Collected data
▽

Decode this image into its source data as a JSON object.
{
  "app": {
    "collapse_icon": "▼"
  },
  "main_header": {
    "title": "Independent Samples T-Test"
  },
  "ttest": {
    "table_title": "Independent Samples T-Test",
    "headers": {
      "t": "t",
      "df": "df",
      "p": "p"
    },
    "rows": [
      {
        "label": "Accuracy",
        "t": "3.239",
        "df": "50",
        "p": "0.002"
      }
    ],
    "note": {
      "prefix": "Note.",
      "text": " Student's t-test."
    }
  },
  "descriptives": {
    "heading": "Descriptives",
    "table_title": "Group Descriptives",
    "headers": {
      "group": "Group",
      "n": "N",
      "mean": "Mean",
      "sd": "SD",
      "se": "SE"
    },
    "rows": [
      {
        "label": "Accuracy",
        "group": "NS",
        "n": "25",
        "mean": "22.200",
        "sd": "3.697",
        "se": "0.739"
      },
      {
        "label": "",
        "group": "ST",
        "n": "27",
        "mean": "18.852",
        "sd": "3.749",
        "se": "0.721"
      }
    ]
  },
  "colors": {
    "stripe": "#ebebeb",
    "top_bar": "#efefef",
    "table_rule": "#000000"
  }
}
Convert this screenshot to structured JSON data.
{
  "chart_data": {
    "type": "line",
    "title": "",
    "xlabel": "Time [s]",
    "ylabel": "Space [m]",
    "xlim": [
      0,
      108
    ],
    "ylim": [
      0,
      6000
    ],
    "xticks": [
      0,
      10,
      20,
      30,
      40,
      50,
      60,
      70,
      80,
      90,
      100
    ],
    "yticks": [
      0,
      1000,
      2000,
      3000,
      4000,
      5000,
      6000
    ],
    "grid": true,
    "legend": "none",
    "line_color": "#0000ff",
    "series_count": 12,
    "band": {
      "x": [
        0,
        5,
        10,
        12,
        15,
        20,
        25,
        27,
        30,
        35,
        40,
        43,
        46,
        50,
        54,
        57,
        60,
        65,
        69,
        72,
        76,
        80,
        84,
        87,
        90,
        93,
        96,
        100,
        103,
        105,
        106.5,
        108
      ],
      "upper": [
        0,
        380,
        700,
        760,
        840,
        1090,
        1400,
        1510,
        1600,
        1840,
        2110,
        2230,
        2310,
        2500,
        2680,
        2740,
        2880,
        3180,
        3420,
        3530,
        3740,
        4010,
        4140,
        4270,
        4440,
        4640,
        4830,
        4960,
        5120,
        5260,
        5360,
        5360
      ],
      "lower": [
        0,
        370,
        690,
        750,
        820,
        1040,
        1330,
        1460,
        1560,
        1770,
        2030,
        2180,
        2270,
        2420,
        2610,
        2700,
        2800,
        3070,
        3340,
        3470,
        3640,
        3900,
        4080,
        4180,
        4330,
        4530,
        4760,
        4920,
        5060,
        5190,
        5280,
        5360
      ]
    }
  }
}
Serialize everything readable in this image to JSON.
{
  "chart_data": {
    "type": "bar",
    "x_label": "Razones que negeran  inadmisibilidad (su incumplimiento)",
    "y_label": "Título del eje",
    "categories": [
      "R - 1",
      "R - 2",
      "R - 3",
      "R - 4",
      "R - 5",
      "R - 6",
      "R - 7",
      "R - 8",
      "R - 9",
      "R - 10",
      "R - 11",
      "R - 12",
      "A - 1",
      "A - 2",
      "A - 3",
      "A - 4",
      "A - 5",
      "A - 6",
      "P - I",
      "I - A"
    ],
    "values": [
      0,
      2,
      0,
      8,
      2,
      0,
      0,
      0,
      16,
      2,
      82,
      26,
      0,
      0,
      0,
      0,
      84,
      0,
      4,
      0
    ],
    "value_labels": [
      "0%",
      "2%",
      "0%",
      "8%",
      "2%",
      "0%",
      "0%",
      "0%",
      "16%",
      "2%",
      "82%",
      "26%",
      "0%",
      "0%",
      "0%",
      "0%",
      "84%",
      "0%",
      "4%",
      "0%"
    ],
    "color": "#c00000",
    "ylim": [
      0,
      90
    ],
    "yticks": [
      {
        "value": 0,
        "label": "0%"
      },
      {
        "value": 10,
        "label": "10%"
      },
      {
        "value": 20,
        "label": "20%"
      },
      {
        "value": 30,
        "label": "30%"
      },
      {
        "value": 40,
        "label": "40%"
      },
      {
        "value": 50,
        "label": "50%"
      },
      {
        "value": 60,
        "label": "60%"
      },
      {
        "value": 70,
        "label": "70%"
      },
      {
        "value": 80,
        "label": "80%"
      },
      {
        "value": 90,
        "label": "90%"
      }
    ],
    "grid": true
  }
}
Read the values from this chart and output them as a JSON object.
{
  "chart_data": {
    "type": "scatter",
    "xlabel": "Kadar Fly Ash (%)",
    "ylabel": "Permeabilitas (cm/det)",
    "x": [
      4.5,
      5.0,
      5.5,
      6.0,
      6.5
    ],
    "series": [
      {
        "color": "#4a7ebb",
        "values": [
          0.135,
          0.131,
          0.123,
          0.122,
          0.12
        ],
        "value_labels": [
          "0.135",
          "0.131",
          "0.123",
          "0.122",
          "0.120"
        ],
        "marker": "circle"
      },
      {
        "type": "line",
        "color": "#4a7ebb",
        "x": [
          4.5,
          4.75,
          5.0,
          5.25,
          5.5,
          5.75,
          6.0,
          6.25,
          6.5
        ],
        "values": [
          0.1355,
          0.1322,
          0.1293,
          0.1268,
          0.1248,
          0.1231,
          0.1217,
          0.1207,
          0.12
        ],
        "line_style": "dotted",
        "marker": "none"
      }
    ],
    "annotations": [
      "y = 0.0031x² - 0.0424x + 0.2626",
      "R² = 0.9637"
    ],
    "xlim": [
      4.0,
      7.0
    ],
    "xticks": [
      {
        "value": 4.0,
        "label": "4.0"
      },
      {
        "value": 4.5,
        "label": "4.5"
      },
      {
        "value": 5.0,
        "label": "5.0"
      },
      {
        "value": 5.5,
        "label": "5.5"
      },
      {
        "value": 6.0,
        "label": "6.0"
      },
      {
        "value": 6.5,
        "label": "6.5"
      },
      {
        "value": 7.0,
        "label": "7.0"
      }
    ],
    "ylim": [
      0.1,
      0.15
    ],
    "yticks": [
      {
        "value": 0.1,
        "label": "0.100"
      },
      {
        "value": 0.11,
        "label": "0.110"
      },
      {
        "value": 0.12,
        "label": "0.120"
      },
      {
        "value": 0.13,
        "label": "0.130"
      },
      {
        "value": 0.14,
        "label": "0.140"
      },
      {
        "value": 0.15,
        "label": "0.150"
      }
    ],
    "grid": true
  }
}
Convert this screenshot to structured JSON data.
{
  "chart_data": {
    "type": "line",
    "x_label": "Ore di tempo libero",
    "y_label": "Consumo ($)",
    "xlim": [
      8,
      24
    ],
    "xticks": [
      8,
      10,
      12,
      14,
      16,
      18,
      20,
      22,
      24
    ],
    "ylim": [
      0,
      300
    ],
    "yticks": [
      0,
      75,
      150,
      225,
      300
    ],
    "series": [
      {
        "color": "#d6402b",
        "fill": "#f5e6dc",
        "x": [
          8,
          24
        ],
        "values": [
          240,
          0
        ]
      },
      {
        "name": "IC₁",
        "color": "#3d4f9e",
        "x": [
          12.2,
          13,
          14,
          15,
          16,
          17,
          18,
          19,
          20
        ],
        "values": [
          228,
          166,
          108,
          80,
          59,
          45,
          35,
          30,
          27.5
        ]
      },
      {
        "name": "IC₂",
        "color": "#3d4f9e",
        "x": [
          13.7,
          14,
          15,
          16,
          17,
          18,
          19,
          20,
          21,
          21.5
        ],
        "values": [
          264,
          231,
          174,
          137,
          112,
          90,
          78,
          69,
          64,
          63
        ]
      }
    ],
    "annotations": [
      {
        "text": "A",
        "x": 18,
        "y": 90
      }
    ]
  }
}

△

§ The exercise
Copy every line of the listing that contains the word "Independent".

§ The result
    "title": "Independent Samples T-Test"
    "table_title": "Independent Samples T-Test",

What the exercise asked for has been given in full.